**SET PROBLEM:**
Recast every line of the items below as a Markdown table with two columns, Row and Item line. Number the rows and leave out any blank lines.

Data records
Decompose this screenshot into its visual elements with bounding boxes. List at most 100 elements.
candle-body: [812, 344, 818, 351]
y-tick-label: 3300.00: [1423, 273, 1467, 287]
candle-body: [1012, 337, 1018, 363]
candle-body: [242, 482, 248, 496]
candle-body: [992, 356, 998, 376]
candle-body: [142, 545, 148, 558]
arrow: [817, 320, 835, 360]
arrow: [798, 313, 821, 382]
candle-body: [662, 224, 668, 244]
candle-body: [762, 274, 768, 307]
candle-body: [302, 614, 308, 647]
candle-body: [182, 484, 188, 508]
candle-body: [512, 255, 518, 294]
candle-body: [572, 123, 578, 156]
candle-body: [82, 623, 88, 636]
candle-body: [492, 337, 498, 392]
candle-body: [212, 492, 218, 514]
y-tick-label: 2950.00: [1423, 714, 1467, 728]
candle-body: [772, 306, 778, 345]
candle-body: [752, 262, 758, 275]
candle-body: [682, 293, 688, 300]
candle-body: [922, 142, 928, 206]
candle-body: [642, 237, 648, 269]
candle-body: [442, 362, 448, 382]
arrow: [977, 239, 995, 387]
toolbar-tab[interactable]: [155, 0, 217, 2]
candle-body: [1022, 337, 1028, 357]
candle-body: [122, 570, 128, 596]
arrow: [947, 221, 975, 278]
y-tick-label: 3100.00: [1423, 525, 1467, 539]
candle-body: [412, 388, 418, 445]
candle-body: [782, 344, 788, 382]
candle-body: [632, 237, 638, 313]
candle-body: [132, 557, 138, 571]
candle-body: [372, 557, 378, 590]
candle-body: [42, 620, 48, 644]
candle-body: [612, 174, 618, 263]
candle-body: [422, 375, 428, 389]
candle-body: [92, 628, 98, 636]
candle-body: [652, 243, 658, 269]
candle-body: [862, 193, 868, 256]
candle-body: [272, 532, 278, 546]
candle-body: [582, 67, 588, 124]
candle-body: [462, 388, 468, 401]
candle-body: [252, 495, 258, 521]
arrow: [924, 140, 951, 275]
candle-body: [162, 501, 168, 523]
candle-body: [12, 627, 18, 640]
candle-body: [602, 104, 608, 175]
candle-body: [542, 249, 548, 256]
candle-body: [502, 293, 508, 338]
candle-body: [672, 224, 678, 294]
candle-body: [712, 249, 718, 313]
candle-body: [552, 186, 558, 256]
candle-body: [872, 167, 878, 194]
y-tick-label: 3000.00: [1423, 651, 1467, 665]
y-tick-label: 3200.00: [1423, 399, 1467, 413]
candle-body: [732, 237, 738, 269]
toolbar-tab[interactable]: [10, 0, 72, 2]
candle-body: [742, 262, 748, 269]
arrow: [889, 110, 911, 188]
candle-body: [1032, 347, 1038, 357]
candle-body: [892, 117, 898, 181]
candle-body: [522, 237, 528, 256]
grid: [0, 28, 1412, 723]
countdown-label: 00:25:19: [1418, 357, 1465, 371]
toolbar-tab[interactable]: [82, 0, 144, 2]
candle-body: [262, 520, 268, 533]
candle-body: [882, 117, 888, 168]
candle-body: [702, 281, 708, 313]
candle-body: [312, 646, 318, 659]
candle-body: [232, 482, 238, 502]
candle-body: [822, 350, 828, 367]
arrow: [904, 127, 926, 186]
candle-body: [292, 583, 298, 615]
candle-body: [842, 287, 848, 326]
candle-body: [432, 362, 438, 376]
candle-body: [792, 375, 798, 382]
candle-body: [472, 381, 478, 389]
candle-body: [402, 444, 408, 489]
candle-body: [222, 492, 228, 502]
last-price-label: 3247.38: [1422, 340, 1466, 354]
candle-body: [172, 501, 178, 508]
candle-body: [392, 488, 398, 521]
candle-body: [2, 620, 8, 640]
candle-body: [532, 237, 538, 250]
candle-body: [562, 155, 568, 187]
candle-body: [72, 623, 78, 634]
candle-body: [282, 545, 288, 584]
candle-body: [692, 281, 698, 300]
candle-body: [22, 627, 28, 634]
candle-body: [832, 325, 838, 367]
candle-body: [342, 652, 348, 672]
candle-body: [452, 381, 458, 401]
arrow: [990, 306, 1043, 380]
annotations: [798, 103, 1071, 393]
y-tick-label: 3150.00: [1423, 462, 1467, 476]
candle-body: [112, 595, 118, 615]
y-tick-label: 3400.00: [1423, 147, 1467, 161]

**ANSWER:**
| Row | Item line |
|---|---|
| 1 | Decompose this screenshot into its visual elements with bounding boxes. List at most 100 elements. |
| 2 | candle-body: [812, 344, 818, 351] |
| 3 | y-tick-label: 3300.00: [1423, 273, 1467, 287] |
| 4 | candle-body: [1012, 337, 1018, 363] |
| 5 | candle-body: [242, 482, 248, 496] |
| 6 | candle-body: [992, 356, 998, 376] |
| 7 | candle-body: [142, 545, 148, 558] |
| 8 | arrow: [817, 320, 835, 360] |
| 9 | arrow: [798, 313, 821, 382] |
| 10 | candle-body: [662, 224, 668, 244] |
| 11 | candle-body: [762, 274, 768, 307] |
| 12 | candle-body: [302, 614, 308, 647] |
| 13 | candle-body: [182, 484, 188, 508] |
| 14 | candle-body: [512, 255, 518, 294] |
| 15 | candle-body: [572, 123, 578, 156] |
| 16 | candle-body: [82, 623, 88, 636] |
| 17 | candle-body: [492, 337, 498, 392] |
| 18 | candle-body: [212, 492, 218, 514] |
| 19 | y-tick-label: 2950.00: [1423, 714, 1467, 728] |
| 20 | candle-body: [772, 306, 778, 345] |
| 21 | candle-body: [752, 262, 758, 275] |
| 22 | candle-body: [682, 293, 688, 300] |
| 23 | candle-body: [922, 142, 928, 206] |
| 24 | candle-body: [642, 237, 648, 269] |
| 25 | candle-body: [442, 362, 448, 382] |
| 26 | arrow: [977, 239, 995, 387] |
| 27 | toolbar-tab[interactable]: [155, 0, 217, 2] |
| 28 | candle-body: [1022, 337, 1028, 357] |
| 29 | candle-body: [122, 570, 128, 596] |
| 30 | arrow: [947, 221, 975, 278] |
| 31 | y-tick-label: 3100.00: [1423, 525, 1467, 539] |
| 32 | candle-body: [412, 388, 418, 445] |
| 33 | candle-body: [782, 344, 788, 382] |
| 34 | candle-body: [632, 237, 638, 313] |
| 35 | candle-body: [132, 557, 138, 571] |
| 36 | candle-body: [372, 557, 378, 590] |
| 37 | candle-body: [42, 620, 48, 644] |
| 38 | candle-body: [612, 174, 618, 263] |
| 39 | candle-body: [422, 375, 428, 389] |
| 40 | candle-body: [92, 628, 98, 636] |
| 41 | candle-body: [652, 243, 658, 269] |
| 42 | candle-body: [862, 193, 868, 256] |
| 43 | candle-body: [272, 532, 278, 546] |
| 44 | candle-body: [582, 67, 588, 124] |
| 45 | candle-body: [462, 388, 468, 401] |
| 46 | candle-body: [252, 495, 258, 521] |
| 47 | arrow: [924, 140, 951, 275] |
| 48 | candle-body: [162, 501, 168, 523] |
| 49 | candle-body: [12, 627, 18, 640] |
| 50 | candle-body: [602, 104, 608, 175] |
| 51 | candle-body: [542, 249, 548, 256] |
| 52 | candle-body: [502, 293, 508, 338] |
| 53 | candle-body: [672, 224, 678, 294] |
| 54 | candle-body: [712, 249, 718, 313] |
| 55 | candle-body: [552, 186, 558, 256] |
| 56 | candle-body: [872, 167, 878, 194] |
| 57 | y-tick-label: 3000.00: [1423, 651, 1467, 665] |
| 58 | y-tick-label: 3200.00: [1423, 399, 1467, 413] |
| 59 | candle-body: [732, 237, 738, 269] |
| 60 | toolbar-tab[interactable]: [10, 0, 72, 2] |
| 61 | candle-body: [742, 262, 748, 269] |
| 62 | arrow: [889, 110, 911, 188] |
| 63 | candle-body: [1032, 347, 1038, 357] |
| 64 | candle-body: [892, 117, 898, 181] |
| 65 | candle-body: [522, 237, 528, 256] |
| 66 | grid: [0, 28, 1412, 723] |
| 67 | countdown-label: 00:25:19: [1418, 357, 1465, 371] |
| 68 | toolbar-tab[interactable]: [82, 0, 144, 2] |
| 69 | candle-body: [262, 520, 268, 533] |
| 70 | candle-body: [882, 117, 888, 168] |
| 71 | candle-body: [702, 281, 708, 313] |
| 72 | candle-body: [312, 646, 318, 659] |
| 73 | candle-body: [232, 482, 238, 502] |
| 74 | candle-body: [822, 350, 828, 367] |
| 75 | arrow: [904, 127, 926, 186] |
| 76 | candle-body: [292, 583, 298, 615] |
| 77 | candle-body: [842, 287, 848, 326] |
| 78 | candle-body: [432, 362, 438, 376] |
| 79 | candle-body: [792, 375, 798, 382] |
| 80 | candle-body: [472, 381, 478, 389] |
| 81 | candle-body: [402, 444, 408, 489] |
| 82 | candle-body: [222, 492, 228, 502] |
| 83 | last-price-label: 3247.38: [1422, 340, 1466, 354] |
| 84 | candle-body: [172, 501, 178, 508] |
| 85 | candle-body: [392, 488, 398, 521] |
| 86 | candle-body: [2, 620, 8, 640] |
| 87 | candle-body: [532, 237, 538, 250] |
| 88 | candle-body: [562, 155, 568, 187] |
| 89 | candle-body: [72, 623, 78, 634] |
| 90 | candle-body: [282, 545, 288, 584] |
| 91 | candle-body: [692, 281, 698, 300] |
| 92 | candle-body: [22, 627, 28, 634] |
| 93 | candle-body: [832, 325, 838, 367] |
| 94 | candle-body: [342, 652, 348, 672] |
| 95 | candle-body: [452, 381, 458, 401] |
| 96 | arrow: [990, 306, 1043, 380] |
| 97 | annotations: [798, 103, 1071, 393] |
| 98 | y-tick-label: 3150.00: [1423, 462, 1467, 476] |
| 99 | candle-body: [112, 595, 118, 615] |
| 100 | y-tick-label: 3400.00: [1423, 147, 1467, 161] |